Written exercise:
Rewrite the listing from the line containing "Patent image size: (631, 297)." down to the line containing "The wire 59 is at (212, 172).", both included, with "distinctive" replaced by "characteristic" and nothing else altered.

Data for this exercise:
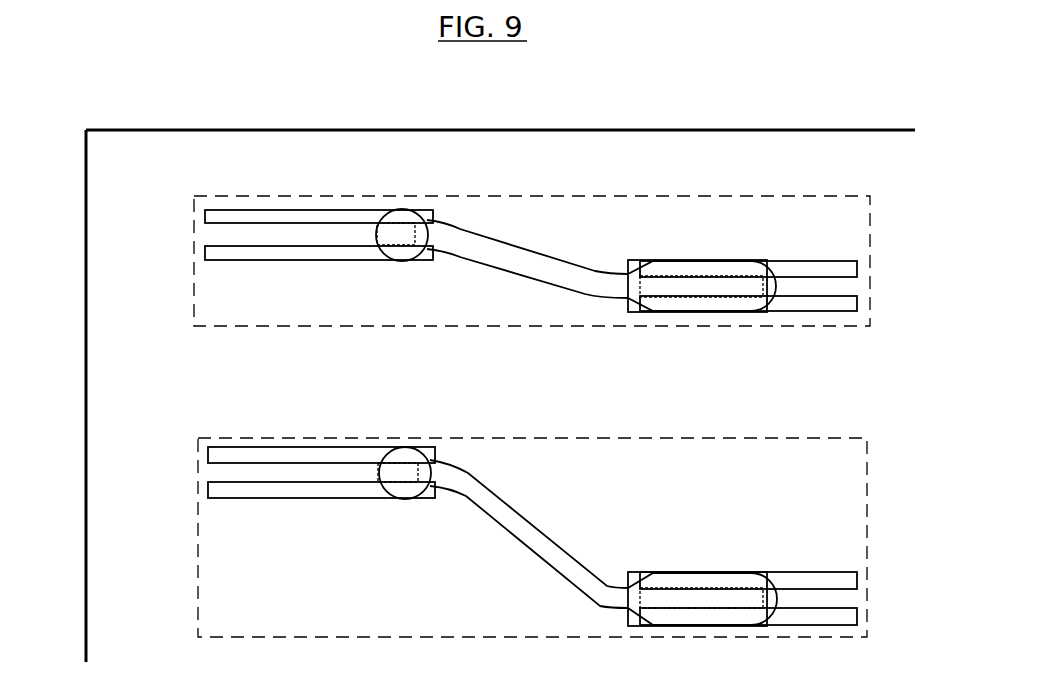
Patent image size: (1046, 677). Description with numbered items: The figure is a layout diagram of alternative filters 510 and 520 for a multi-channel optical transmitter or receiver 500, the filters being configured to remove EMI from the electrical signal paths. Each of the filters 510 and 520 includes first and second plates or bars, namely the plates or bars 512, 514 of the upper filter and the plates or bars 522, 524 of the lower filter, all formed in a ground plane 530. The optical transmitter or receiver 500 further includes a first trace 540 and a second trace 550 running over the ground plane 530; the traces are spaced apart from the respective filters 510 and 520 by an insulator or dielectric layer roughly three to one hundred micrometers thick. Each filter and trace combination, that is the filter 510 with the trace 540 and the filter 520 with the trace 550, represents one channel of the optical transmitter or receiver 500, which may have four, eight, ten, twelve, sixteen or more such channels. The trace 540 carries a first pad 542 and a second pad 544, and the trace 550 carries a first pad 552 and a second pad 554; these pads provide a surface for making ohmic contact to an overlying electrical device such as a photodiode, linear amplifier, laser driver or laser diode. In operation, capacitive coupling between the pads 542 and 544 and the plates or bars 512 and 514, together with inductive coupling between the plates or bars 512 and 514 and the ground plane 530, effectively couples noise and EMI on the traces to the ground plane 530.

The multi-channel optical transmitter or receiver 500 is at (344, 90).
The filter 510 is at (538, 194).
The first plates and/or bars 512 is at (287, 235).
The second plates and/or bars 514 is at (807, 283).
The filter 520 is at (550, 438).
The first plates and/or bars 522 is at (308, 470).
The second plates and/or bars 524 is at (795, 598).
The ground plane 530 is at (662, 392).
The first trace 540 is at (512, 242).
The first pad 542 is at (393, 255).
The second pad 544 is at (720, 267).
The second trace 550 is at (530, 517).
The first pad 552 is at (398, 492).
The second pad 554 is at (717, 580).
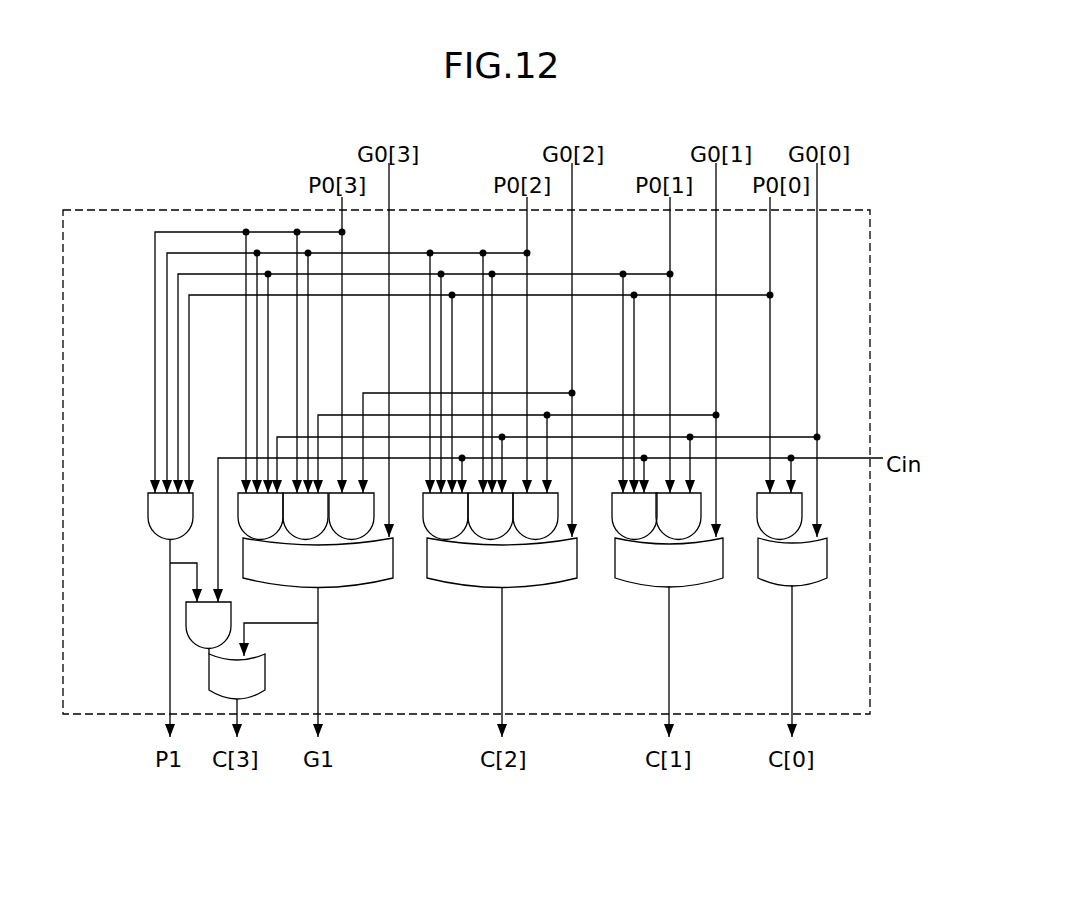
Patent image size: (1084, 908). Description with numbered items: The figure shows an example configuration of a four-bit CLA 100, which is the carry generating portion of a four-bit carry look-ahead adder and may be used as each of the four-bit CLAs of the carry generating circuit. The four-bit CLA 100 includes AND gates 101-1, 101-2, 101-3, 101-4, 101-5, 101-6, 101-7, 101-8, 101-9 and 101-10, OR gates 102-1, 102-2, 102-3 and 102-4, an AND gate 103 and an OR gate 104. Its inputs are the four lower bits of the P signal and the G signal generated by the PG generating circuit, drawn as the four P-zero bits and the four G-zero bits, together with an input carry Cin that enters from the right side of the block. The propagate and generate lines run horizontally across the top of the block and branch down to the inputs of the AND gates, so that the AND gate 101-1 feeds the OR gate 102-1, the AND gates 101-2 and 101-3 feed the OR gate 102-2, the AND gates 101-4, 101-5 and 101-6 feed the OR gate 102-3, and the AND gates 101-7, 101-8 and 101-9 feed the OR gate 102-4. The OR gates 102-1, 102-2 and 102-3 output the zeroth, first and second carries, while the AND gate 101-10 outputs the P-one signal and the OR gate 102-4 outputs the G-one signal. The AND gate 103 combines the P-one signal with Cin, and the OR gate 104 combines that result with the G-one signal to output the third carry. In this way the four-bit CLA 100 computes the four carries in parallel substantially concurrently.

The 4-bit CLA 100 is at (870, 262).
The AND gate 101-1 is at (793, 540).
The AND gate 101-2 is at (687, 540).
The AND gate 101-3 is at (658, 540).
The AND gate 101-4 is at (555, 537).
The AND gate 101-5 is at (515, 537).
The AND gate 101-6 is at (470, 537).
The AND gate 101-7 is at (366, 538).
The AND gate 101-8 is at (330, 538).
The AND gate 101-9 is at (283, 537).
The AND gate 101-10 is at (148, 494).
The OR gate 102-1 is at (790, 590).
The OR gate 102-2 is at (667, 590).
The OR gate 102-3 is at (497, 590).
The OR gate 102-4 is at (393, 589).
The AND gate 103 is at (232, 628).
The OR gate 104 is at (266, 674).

* * *

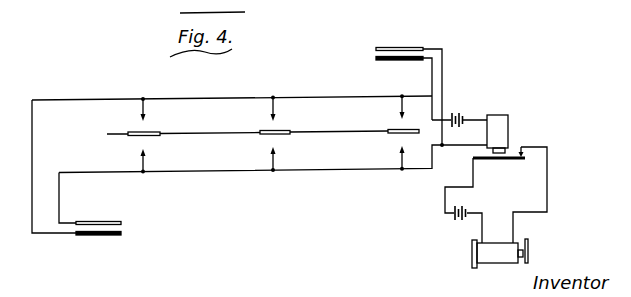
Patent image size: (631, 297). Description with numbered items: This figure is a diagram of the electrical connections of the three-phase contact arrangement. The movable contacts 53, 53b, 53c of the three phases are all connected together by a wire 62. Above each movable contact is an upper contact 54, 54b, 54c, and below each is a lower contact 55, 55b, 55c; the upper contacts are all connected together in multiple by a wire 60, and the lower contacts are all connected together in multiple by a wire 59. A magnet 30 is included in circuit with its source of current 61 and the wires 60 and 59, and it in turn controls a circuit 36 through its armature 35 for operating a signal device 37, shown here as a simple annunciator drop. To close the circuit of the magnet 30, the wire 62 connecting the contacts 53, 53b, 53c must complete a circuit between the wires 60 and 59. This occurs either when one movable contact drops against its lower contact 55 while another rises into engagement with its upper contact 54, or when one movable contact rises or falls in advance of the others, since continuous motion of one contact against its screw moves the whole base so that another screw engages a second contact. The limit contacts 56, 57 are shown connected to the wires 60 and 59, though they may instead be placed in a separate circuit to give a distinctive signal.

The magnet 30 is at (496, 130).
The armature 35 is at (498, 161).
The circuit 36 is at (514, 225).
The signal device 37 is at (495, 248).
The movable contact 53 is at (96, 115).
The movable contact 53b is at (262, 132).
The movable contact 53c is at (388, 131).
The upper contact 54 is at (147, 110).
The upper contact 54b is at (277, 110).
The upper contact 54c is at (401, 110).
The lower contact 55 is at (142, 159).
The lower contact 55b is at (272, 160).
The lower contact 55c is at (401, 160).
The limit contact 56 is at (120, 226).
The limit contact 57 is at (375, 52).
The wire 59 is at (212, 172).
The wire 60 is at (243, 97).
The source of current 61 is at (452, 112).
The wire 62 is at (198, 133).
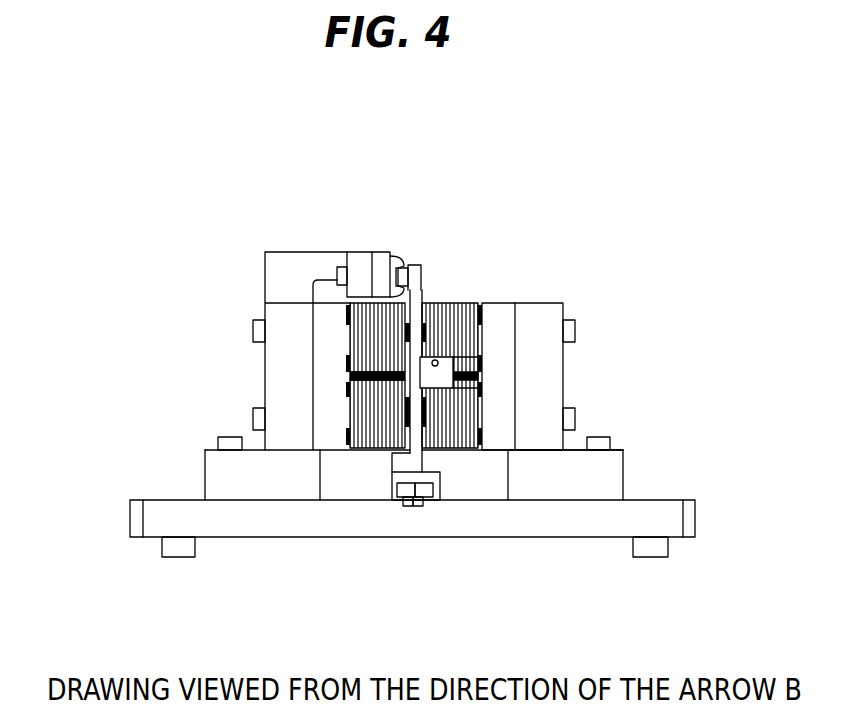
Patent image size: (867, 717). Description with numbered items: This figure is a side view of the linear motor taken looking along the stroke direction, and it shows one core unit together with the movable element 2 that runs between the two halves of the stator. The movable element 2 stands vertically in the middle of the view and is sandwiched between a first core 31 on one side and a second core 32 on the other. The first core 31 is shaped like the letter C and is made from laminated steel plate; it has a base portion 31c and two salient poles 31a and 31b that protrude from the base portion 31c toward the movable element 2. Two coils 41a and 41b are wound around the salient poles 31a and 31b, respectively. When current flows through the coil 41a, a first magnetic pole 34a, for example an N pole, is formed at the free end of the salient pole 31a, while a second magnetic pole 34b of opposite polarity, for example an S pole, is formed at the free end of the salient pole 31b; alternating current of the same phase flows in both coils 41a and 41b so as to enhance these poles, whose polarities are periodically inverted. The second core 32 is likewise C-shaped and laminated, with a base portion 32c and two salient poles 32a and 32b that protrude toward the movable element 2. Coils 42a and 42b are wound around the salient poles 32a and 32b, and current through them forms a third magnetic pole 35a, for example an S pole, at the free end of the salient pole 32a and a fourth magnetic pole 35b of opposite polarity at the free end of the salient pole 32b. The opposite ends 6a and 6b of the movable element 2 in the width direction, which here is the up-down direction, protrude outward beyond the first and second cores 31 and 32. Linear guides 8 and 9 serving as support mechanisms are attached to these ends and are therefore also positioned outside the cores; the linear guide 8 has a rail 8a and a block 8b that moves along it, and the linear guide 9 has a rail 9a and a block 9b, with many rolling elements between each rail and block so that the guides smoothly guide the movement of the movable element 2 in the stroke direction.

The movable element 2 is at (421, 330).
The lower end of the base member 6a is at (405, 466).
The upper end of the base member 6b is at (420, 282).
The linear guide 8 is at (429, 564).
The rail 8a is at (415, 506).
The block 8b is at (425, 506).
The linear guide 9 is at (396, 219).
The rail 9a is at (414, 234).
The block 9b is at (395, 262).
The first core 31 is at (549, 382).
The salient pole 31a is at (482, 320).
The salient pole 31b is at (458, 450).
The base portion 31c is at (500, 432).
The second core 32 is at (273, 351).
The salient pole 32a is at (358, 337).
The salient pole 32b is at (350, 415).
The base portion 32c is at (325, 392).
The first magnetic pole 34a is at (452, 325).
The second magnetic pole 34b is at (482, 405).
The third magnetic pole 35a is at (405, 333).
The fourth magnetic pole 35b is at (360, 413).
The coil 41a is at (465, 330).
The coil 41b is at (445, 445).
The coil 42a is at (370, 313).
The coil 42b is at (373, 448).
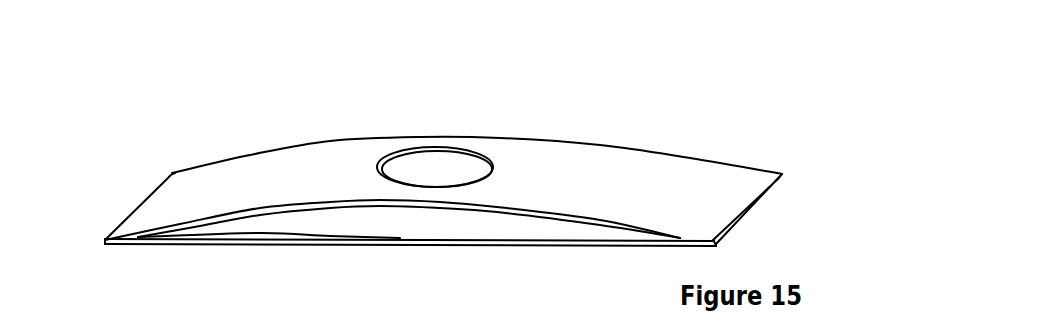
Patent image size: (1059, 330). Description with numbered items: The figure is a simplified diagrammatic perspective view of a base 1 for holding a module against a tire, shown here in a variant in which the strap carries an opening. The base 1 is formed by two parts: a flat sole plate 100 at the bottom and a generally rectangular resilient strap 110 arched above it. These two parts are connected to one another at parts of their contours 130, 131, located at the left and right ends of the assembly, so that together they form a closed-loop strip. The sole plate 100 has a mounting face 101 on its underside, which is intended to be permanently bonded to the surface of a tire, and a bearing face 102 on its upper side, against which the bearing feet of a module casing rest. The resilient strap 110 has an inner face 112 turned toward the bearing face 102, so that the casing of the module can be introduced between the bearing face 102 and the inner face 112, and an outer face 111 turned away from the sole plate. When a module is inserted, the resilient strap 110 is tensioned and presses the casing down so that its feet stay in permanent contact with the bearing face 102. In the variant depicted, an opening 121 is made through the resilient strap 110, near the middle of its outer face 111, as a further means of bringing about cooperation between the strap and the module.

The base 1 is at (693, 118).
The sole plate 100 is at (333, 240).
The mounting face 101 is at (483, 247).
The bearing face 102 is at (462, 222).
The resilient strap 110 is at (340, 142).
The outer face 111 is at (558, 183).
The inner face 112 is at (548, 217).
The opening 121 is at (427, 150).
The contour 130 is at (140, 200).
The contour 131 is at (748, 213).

---

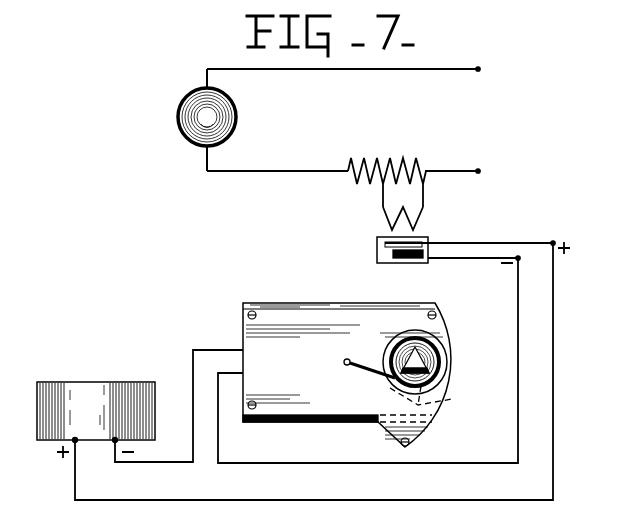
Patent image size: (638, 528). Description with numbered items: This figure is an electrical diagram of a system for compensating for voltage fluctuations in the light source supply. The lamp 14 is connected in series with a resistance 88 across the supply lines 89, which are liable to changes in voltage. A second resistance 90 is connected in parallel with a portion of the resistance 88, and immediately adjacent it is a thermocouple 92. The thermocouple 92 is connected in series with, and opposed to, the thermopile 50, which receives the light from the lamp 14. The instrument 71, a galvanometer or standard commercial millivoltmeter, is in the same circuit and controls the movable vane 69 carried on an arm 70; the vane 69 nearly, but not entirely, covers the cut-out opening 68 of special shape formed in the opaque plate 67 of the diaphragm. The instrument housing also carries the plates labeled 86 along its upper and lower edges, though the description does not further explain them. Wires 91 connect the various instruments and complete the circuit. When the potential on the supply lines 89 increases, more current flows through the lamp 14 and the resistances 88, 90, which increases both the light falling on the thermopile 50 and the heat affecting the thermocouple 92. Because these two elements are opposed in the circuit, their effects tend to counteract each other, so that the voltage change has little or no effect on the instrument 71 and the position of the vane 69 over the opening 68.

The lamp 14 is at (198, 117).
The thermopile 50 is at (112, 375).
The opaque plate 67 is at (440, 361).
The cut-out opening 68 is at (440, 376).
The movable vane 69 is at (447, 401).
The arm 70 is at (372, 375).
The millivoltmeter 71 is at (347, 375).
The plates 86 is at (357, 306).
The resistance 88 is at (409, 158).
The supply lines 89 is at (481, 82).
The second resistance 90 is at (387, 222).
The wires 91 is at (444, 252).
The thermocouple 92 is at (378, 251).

Exercise answer:
Patent image size: (631, 297). Description with numbered items: This figure is a diagram of the electrical connections of the three-phase contact arrangement. The movable contacts 53, 53b, 53c of the three phases are all connected together by a wire 62. Above each movable contact is an upper contact 54, 54b, 54c, and below each is a lower contact 55, 55b, 55c; the upper contacts are all connected together in multiple by a wire 60, and the lower contacts are all connected together in multiple by a wire 59. A magnet 30 is included in circuit with its source of current 61 and the wires 60 and 59, and it in turn controls a circuit 36 through its armature 35 for operating a signal device 37, shown here as a simple annunciator drop. To close the circuit of the magnet 30, the wire 62 connecting the contacts 53, 53b, 53c must complete a circuit between the wires 60 and 59. This occurs either when one movable contact drops against its lower contact 55 while another rises into engagement with its upper contact 54, or when one movable contact rises or falls in advance of the others, since continuous motion of one contact against its screw moves the whole base so that another screw engages a second contact. The limit contacts 56, 57 are shown connected to the wires 60 and 59, though they may instead be placed in a separate circuit to give a characteristic signal.

The magnet 30 is at (496, 130).
The armature 35 is at (498, 161).
The circuit 36 is at (514, 225).
The signal device 37 is at (495, 248).
The movable contact 53 is at (96, 115).
The movable contact 53b is at (262, 132).
The movable contact 53c is at (388, 131).
The upper contact 54 is at (147, 110).
The upper contact 54b is at (277, 110).
The upper contact 54c is at (401, 110).
The lower contact 55 is at (142, 159).
The lower contact 55b is at (272, 160).
The lower contact 55c is at (401, 160).
The limit contact 56 is at (120, 226).
The limit contact 57 is at (375, 52).
The wire 59 is at (212, 172).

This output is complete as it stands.